The exercise>
Copy out every line that contains "JSON".

Listing>
'''

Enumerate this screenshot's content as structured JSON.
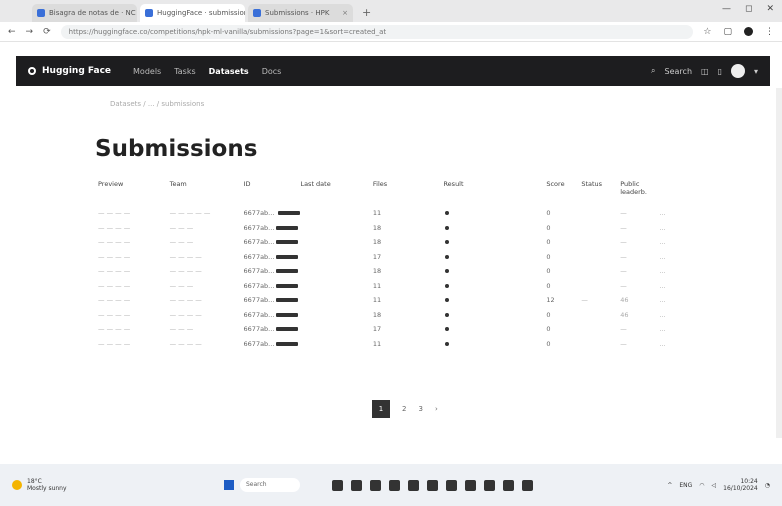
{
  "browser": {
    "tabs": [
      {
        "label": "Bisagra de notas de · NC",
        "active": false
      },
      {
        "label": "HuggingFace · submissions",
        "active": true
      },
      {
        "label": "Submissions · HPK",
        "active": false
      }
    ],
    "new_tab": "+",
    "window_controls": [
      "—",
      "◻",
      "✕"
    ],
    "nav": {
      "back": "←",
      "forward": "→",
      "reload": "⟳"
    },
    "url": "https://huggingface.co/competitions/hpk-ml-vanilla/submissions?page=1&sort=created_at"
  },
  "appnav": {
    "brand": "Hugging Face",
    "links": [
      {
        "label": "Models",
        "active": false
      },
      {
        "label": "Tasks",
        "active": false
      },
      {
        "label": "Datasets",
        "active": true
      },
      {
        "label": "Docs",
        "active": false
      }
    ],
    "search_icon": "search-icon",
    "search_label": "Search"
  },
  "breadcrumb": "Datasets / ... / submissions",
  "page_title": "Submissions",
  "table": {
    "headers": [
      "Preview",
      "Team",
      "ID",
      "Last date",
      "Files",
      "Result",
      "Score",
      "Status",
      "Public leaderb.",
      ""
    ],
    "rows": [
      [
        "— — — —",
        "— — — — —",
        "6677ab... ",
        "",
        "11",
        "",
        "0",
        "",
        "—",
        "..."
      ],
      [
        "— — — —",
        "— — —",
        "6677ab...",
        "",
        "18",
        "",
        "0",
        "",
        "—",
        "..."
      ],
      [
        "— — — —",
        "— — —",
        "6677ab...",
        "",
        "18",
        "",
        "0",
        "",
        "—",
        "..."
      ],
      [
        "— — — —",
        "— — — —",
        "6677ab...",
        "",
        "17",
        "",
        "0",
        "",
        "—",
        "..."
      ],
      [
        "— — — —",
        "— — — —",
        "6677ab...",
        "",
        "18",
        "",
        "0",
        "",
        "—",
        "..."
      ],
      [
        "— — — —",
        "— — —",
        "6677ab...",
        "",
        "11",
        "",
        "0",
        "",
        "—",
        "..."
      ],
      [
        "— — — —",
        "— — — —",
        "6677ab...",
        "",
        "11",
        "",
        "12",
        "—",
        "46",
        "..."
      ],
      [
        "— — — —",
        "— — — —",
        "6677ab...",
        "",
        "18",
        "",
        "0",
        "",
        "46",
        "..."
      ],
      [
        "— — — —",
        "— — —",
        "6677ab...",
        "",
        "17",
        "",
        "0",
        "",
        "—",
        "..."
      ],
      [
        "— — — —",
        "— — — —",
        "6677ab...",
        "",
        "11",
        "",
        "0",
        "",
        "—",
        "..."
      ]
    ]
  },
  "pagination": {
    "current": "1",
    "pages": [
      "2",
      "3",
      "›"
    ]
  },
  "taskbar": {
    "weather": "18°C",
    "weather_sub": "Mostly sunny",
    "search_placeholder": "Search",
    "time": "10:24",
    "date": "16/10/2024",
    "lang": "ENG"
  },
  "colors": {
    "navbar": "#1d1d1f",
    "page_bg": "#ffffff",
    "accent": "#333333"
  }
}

'''
'''

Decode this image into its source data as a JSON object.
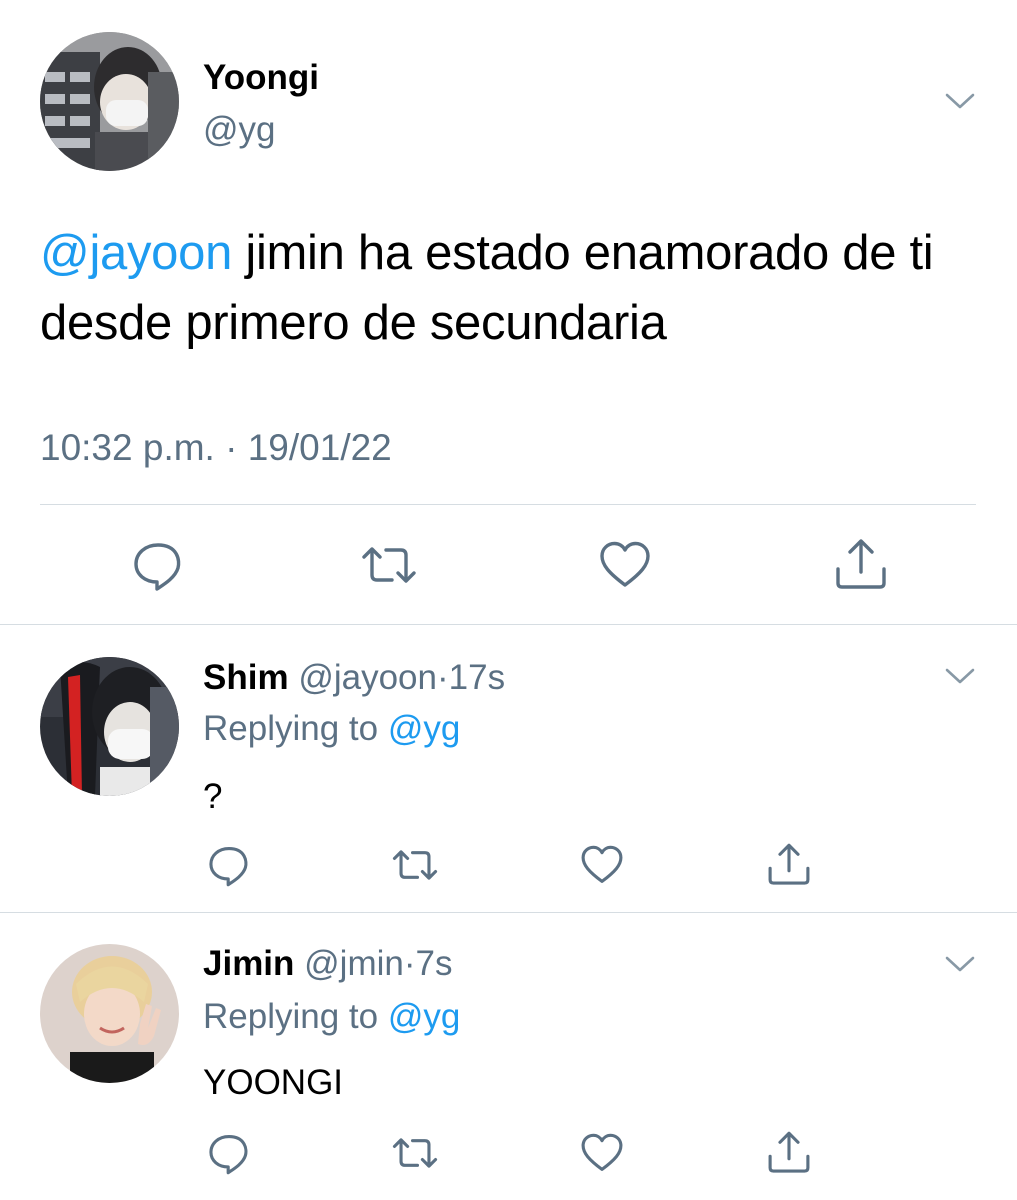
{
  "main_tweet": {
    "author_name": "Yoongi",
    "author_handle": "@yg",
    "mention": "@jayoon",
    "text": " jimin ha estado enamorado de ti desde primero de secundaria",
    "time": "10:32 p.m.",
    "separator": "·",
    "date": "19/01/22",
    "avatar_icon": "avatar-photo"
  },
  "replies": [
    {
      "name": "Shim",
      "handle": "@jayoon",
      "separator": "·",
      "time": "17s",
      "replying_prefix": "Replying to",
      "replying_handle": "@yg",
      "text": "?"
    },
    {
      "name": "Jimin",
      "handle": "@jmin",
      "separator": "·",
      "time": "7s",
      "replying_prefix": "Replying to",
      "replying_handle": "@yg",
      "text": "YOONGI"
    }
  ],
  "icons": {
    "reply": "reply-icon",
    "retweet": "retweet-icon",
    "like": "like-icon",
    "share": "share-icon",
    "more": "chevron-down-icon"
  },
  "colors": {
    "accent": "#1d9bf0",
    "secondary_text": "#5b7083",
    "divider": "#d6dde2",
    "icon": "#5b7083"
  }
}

'''

Exercise result>
Enumerate this screenshot's content as structured JSON.
Decode this image into its source data as a JSON object.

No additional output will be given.